-- start GIVEN DATA --

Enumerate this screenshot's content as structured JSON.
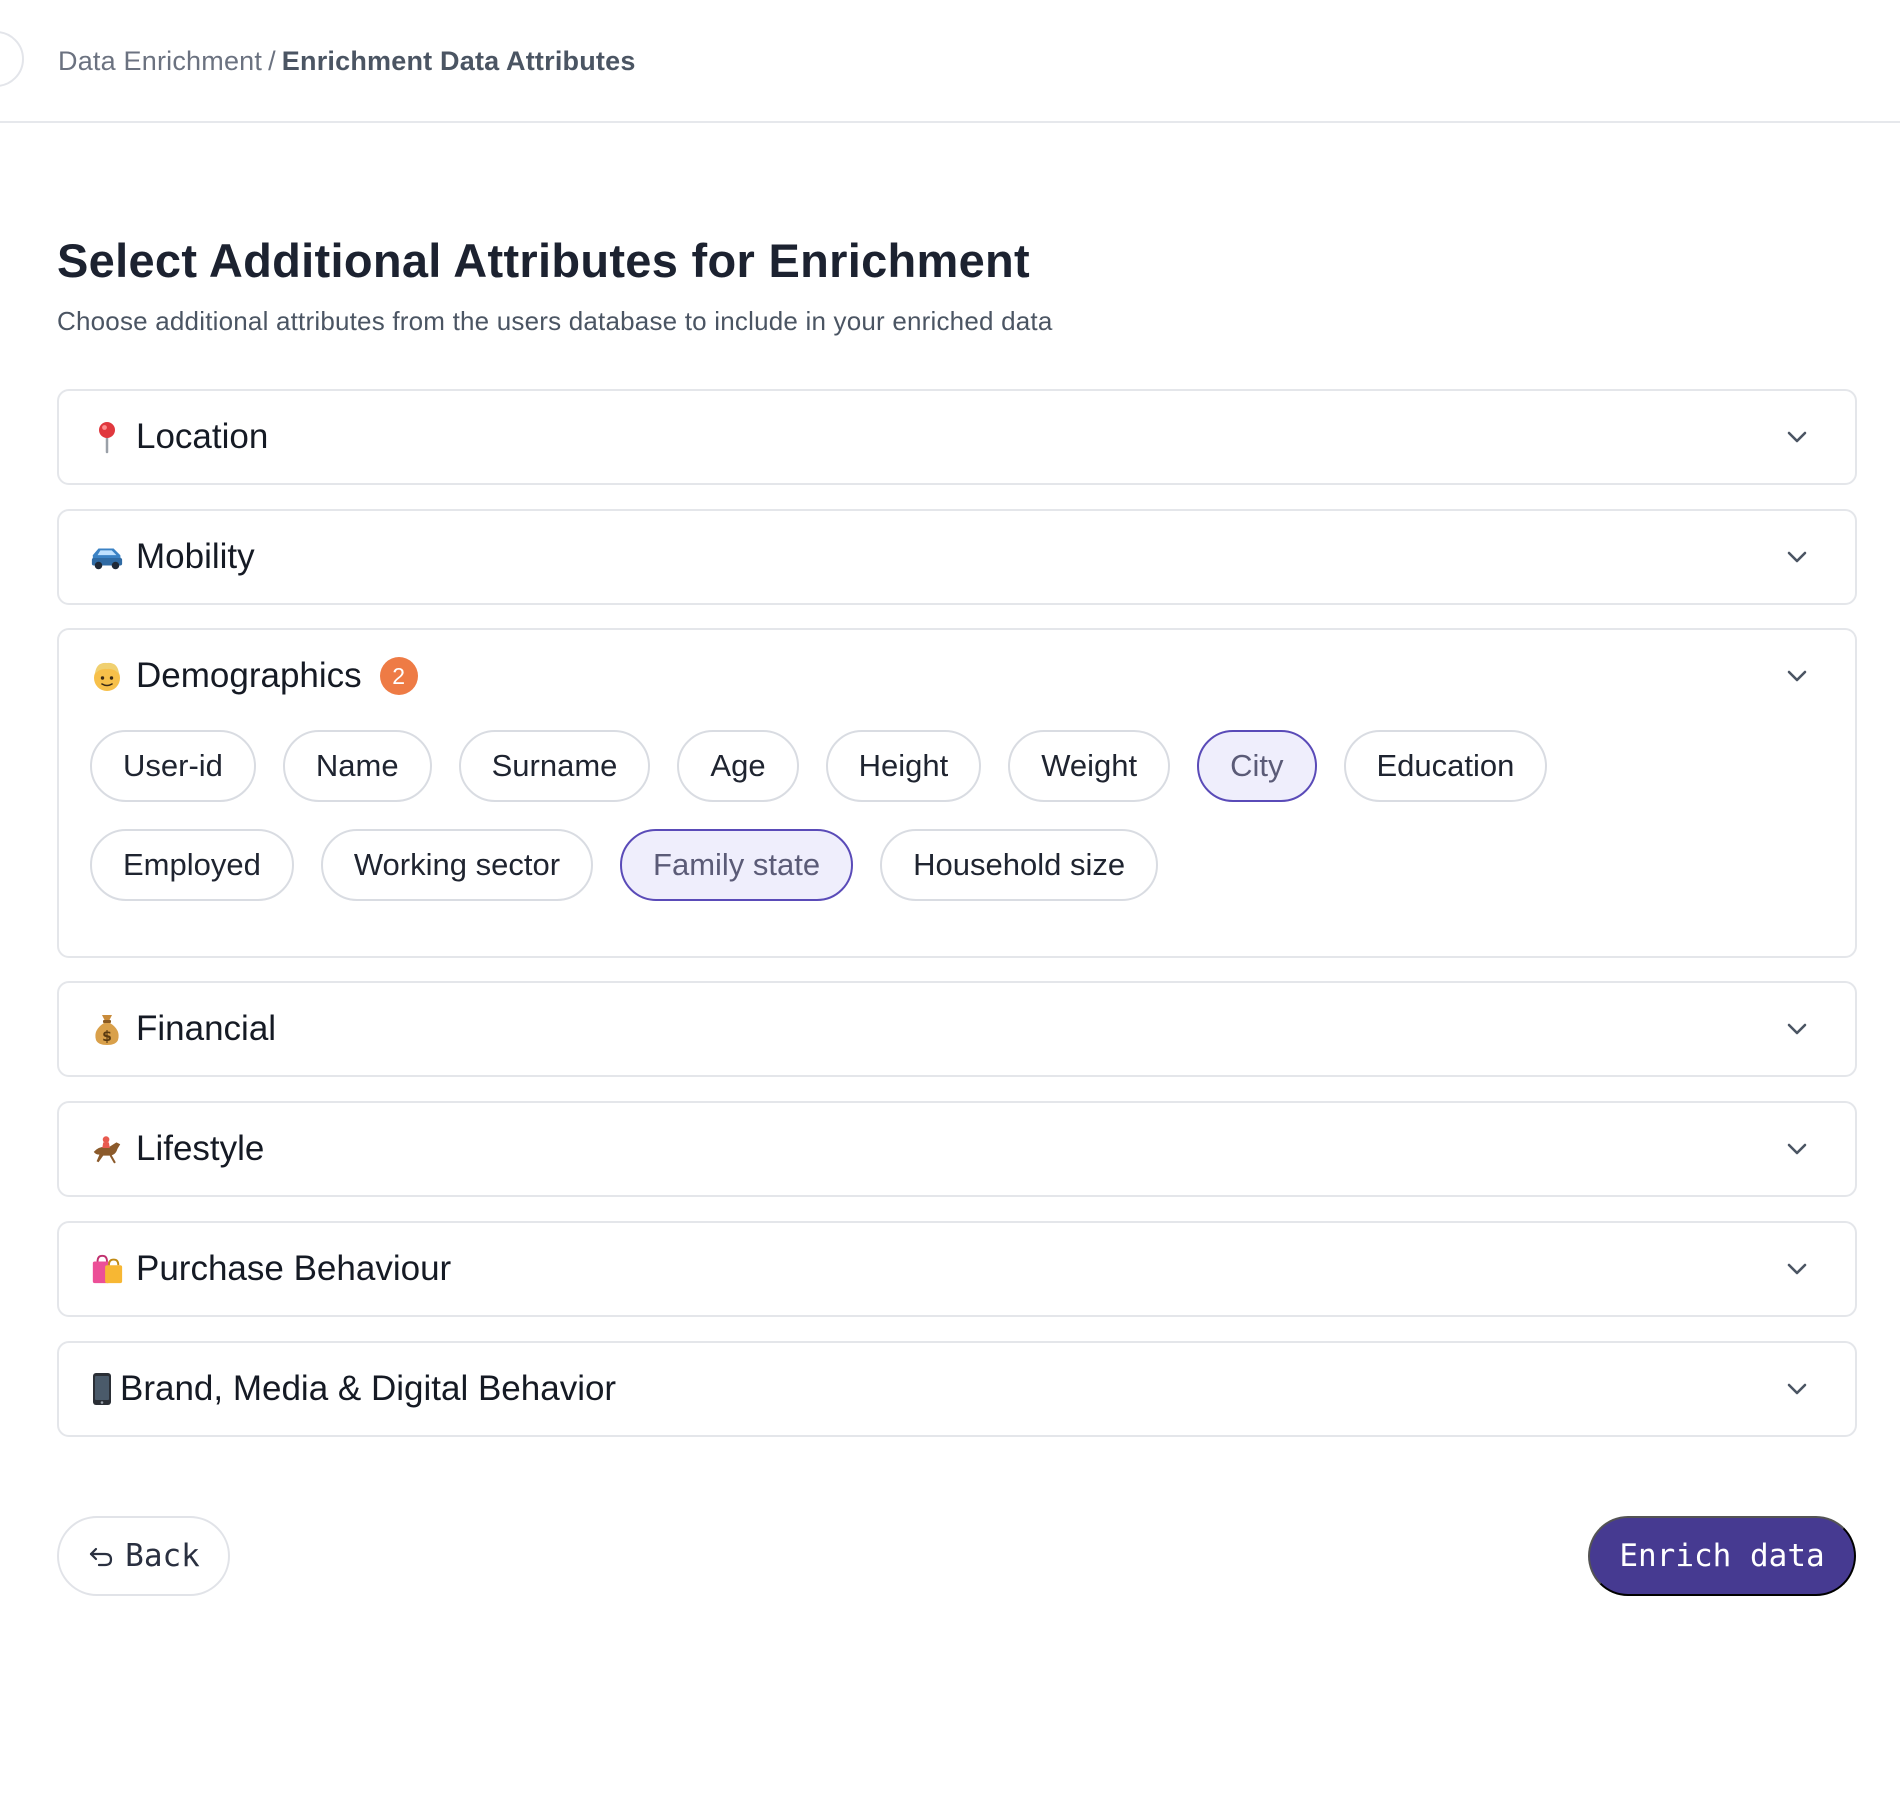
{
  "breadcrumb": {
    "parent": "Data Enrichment",
    "separator": "/",
    "current": "Enrichment Data Attributes"
  },
  "page": {
    "title": "Select Additional Attributes for Enrichment",
    "subtitle": "Choose additional attributes from the users database to include in your enriched data"
  },
  "sections": [
    {
      "label": "Location",
      "icon": "pin-icon",
      "expanded": false
    },
    {
      "label": "Mobility",
      "icon": "car-icon",
      "expanded": false
    },
    {
      "label": "Demographics",
      "icon": "person-icon",
      "expanded": true,
      "badge": "2",
      "chips_row1": [
        {
          "label": "User-id",
          "selected": false
        },
        {
          "label": "Name",
          "selected": false
        },
        {
          "label": "Surname",
          "selected": false
        },
        {
          "label": "Age",
          "selected": false
        },
        {
          "label": "Height",
          "selected": false
        },
        {
          "label": "Weight",
          "selected": false
        },
        {
          "label": "City",
          "selected": true
        },
        {
          "label": "Education",
          "selected": false
        }
      ],
      "chips_row2": [
        {
          "label": "Employed",
          "selected": false
        },
        {
          "label": "Working sector",
          "selected": false
        },
        {
          "label": "Family state",
          "selected": true
        },
        {
          "label": "Household size",
          "selected": false
        }
      ]
    },
    {
      "label": "Financial",
      "icon": "money-bag-icon",
      "expanded": false
    },
    {
      "label": "Lifestyle",
      "icon": "horse-racing-icon",
      "expanded": false
    },
    {
      "label": "Purchase Behaviour",
      "icon": "shopping-bags-icon",
      "expanded": false
    },
    {
      "label": "Brand, Media & Digital Behavior",
      "icon": "mobile-phone-icon",
      "expanded": false
    }
  ],
  "actions": {
    "back_label": "Back",
    "enrich_label": "Enrich data"
  },
  "colors": {
    "primary": "#463a91",
    "badge": "#ee7b45",
    "chip_selected_bg": "#efeefc",
    "chip_selected_border": "#5a4bb8"
  }
}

-- end GIVEN DATA --

• _TASK TO COMPLETE_: Look for the word "icon" in every line of the listing and copy the lines that have it.

• _EXERCISE SOLUTION_:
      "icon": "pin-icon",
      "icon": "car-icon",
      "icon": "person-icon",
      "icon": "money-bag-icon",
      "icon": "horse-racing-icon",
      "icon": "shopping-bags-icon",
      "icon": "mobile-phone-icon",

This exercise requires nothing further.